__Short exercise__. Give a verbatim copy of the lines below, minus the pictures.

__Recorded data__.

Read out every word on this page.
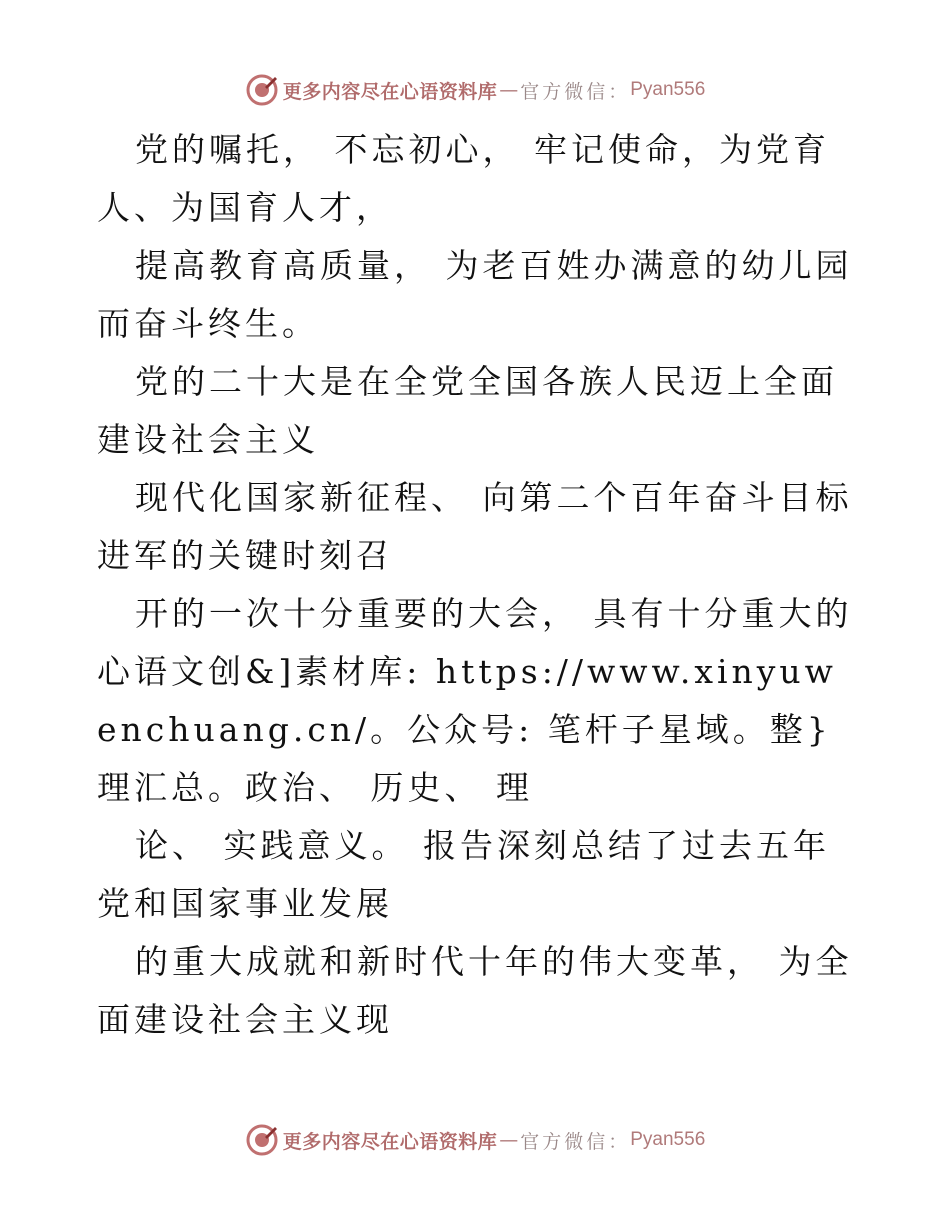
更多内容尽在心语资料库 — 官方微信： Pyan556

党的嘱托， 不忘初心， 牢记使命，为党育人、为国育人才，

提高教育高质量， 为老百姓办满意的幼儿园而奋斗终生。

党的二十大是在全党全国各族人民迈上全面建设社会主义

现代化国家新征程、 向第二个百年奋斗目标进军的关键时刻召

开的一次十分重要的大会， 具有十分重大的心语文创&]素材库: https://www.xinyuwenchuang.cn/。公众号: 笔杆子星域。整}理汇总。政治、 历史、 理

论、 实践意义。 报告深刻总结了过去五年党和国家事业发展

的重大成就和新时代十年的伟大变革， 为全面建设社会主义现

更多内容尽在心语资料库 — 官方微信： Pyan556
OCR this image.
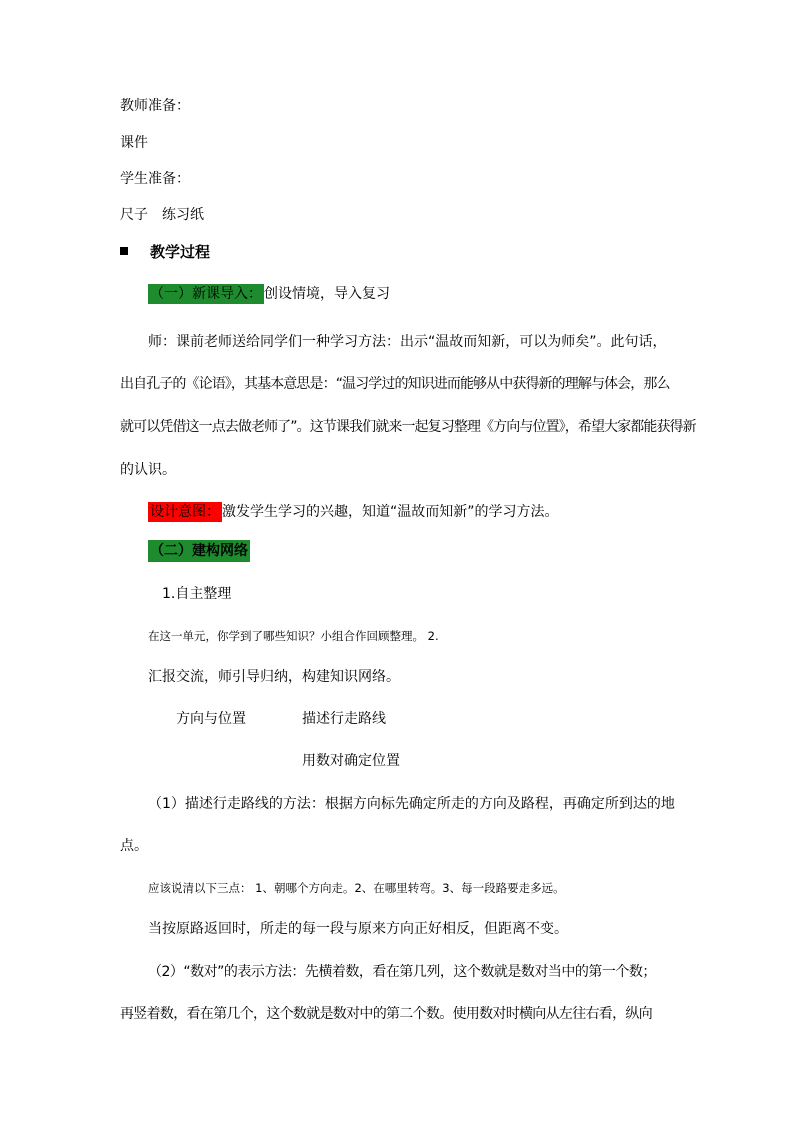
教师准备：
课件
学生准备：
尺子　练习纸
教学过程
（一）新课导入： 创设情境，导入复习
师：课前老师送给同学们一种学习方法：出示“温故而知新，可以为师矣”。此句话，
出自孔子的《论语》，其基本意思是：“温习学过的知识进而能够从中获得新的理解与体会，那么
就可以凭借这一点去做老师了”。这节课我们就来一起复习整理《方向与位置》，希望大家都能获得新
的认识。
设计意图： 激发学生学习的兴趣，知道“温故而知新”的学习方法。
（二）建构网络
1.自主整理
在这一单元，你学到了哪些知识？小组合作回顾整理。 2.
汇报交流，师引导归纳，构建知识网络。
方向与位置	描述行走路线
用数对确定位置
（1）描述行走路线的方法：根据方向标先确定所走的方向及路程，再确定所到达的地
点。
应该说清以下三点： 1、朝哪个方向走。2、在哪里转弯。3、每一段路要走多远。
当按原路返回时，所走的每一段与原来方向正好相反，但距离不变。
（2）“数对”的表示方法：先横着数，看在第几列，这个数就是数对当中的第一个数；
再竖着数，看在第几个，这个数就是数对中的第二个数。使用数对时横向从左往右看，纵向
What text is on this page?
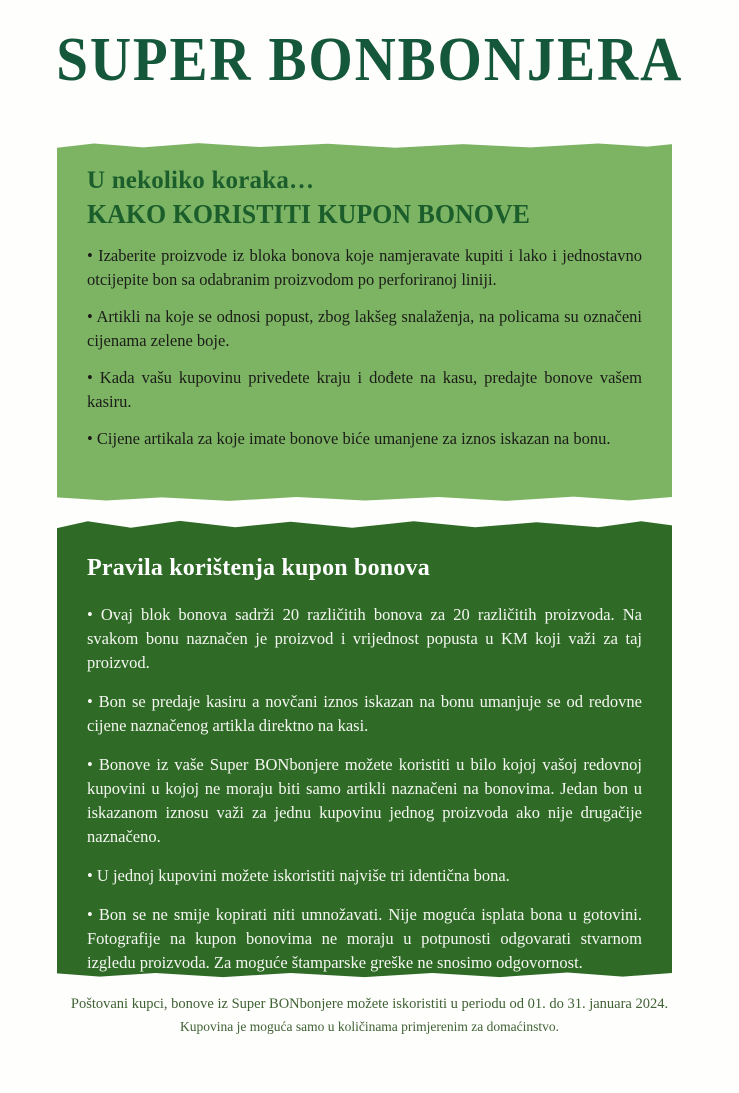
SUPER BONBONJERA
U nekoliko koraka…
KAKO KORISTITI KUPON BONOVE
• Izaberite proizvode iz bloka bonova koje namjeravate kupiti i lako i jednostavno otcijepite bon sa odabranim proizvodom po perforiranoj liniji.
• Artikli na koje se odnosi popust, zbog lakšeg snalaženja, na policama su označeni cijenama zelene boje.
• Kada vašu kupovinu privedete kraju i dođete na kasu, predajte bonove vašem kasiru.
• Cijene artikala za koje imate bonove biće umanjene za iznos iskazan na bonu.
Pravila korištenja kupon bonova
• Ovaj blok bonova sadrži 20 različitih bonova za 20 različitih proizvoda. Na svakom bonu naznačen je proizvod i vrijednost popusta u KM koji važi za taj proizvod.
• Bon se predaje kasiru a novčani iznos iskazan na bonu umanjuje se od redovne cijene naznačenog artikla direktno na kasi.
• Bonove iz vaše Super BONbonjere možete koristiti u bilo kojoj vašoj redovnoj kupovini u kojoj ne moraju biti samo artikli naznačeni na bonovima. Jedan bon u iskazanom iznosu važi za jednu kupovinu jednog proizvoda ako nije drugačije naznačeno.
• U jednoj kupovini možete iskoristiti najviše tri identična bona.
• Bon se ne smije kopirati niti umnožavati. Nije moguća isplata bona u gotovini. Fotografije na kupon bonovima ne moraju u potpunosti odgovarati stvarnom izgledu proizvoda. Za moguće štamparske greške ne snosimo odgovornost.

Poštovani kupci, bonove iz Super BONbonjere možete iskoristiti u periodu od 01. do 31. januara 2024.

Kupovina je moguća samo u količinama primjerenim za domaćinstvo.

__In response__.
Read out every word on this page.
更多内容尽在心语资料库 — 官方微信： Pyan556

党的嘱托， 不忘初心， 牢记使命，为党育人、为国育人才，

提高教育高质量， 为老百姓办满意的幼儿园而奋斗终生。

党的二十大是在全党全国各族人民迈上全面建设社会主义

现代化国家新征程、 向第二个百年奋斗目标进军的关键时刻召

开的一次十分重要的大会， 具有十分重大的心语文创&]素材库: https://www.xinyuwenchuang.cn/。公众号: 笔杆子星域。整}理汇总。政治、 历史、 理

论、 实践意义。 报告深刻总结了过去五年党和国家事业发展

的重大成就和新时代十年的伟大变革， 为全面建设社会主义现

更多内容尽在心语资料库 — 官方微信： Pyan556
OCR this image.
教师准备：
课件
学生准备：
尺子　练习纸
教学过程
（一）新课导入： 创设情境，导入复习
师：课前老师送给同学们一种学习方法：出示“温故而知新，可以为师矣”。此句话，
出自孔子的《论语》，其基本意思是：“温习学过的知识进而能够从中获得新的理解与体会，那么
就可以凭借这一点去做老师了”。这节课我们就来一起复习整理《方向与位置》，希望大家都能获得新
的认识。
设计意图： 激发学生学习的兴趣，知道“温故而知新”的学习方法。
（二）建构网络
1.自主整理
在这一单元，你学到了哪些知识？小组合作回顾整理。 2.
汇报交流，师引导归纳，构建知识网络。
方向与位置	描述行走路线
用数对确定位置
（1）描述行走路线的方法：根据方向标先确定所走的方向及路程，再确定所到达的地
点。
应该说清以下三点： 1、朝哪个方向走。2、在哪里转弯。3、每一段路要走多远。
当按原路返回时，所走的每一段与原来方向正好相反，但距离不变。
（2）“数对”的表示方法：先横着数，看在第几列，这个数就是数对当中的第一个数；
再竖着数，看在第几个，这个数就是数对中的第二个数。使用数对时横向从左往右看，纵向
What text is on this page?
SUPER BONBONJERA
U nekoliko koraka…
KAKO KORISTITI KUPON BONOVE
• Izaberite proizvode iz bloka bonova koje namjeravate kupiti i lako i jednostavno otcijepite bon sa odabranim proizvodom po perforiranoj liniji.
• Artikli na koje se odnosi popust, zbog lakšeg snalaženja, na policama su označeni cijenama zelene boje.
• Kada vašu kupovinu privedete kraju i dođete na kasu, predajte bonove vašem kasiru.
• Cijene artikala za koje imate bonove biće umanjene za iznos iskazan na bonu.
Pravila korištenja kupon bonova
• Ovaj blok bonova sadrži 20 različitih bonova za 20 različitih proizvoda. Na svakom bonu naznačen je proizvod i vrijednost popusta u KM koji važi za taj proizvod.
• Bon se predaje kasiru a novčani iznos iskazan na bonu umanjuje se od redovne cijene naznačenog artikla direktno na kasi.
• Bonove iz vaše Super BONbonjere možete koristiti u bilo kojoj vašoj redovnoj kupovini u kojoj ne moraju biti samo artikli naznačeni na bonovima. Jedan bon u iskazanom iznosu važi za jednu kupovinu jednog proizvoda ako nije drugačije naznačeno.
• U jednoj kupovini možete iskoristiti najviše tri identična bona.
• Bon se ne smije kopirati niti umnožavati. Nije moguća isplata bona u gotovini. Fotografije na kupon bonovima ne moraju u potpunosti odgovarati stvarnom izgledu proizvoda. Za moguće štamparske greške ne snosimo odgovornost.

Poštovani kupci, bonove iz Super BONbonjere možete iskoristiti u periodu od 01. do 31. januara 2024.

Kupovina je moguća samo u količinama primjerenim za domaćinstvo.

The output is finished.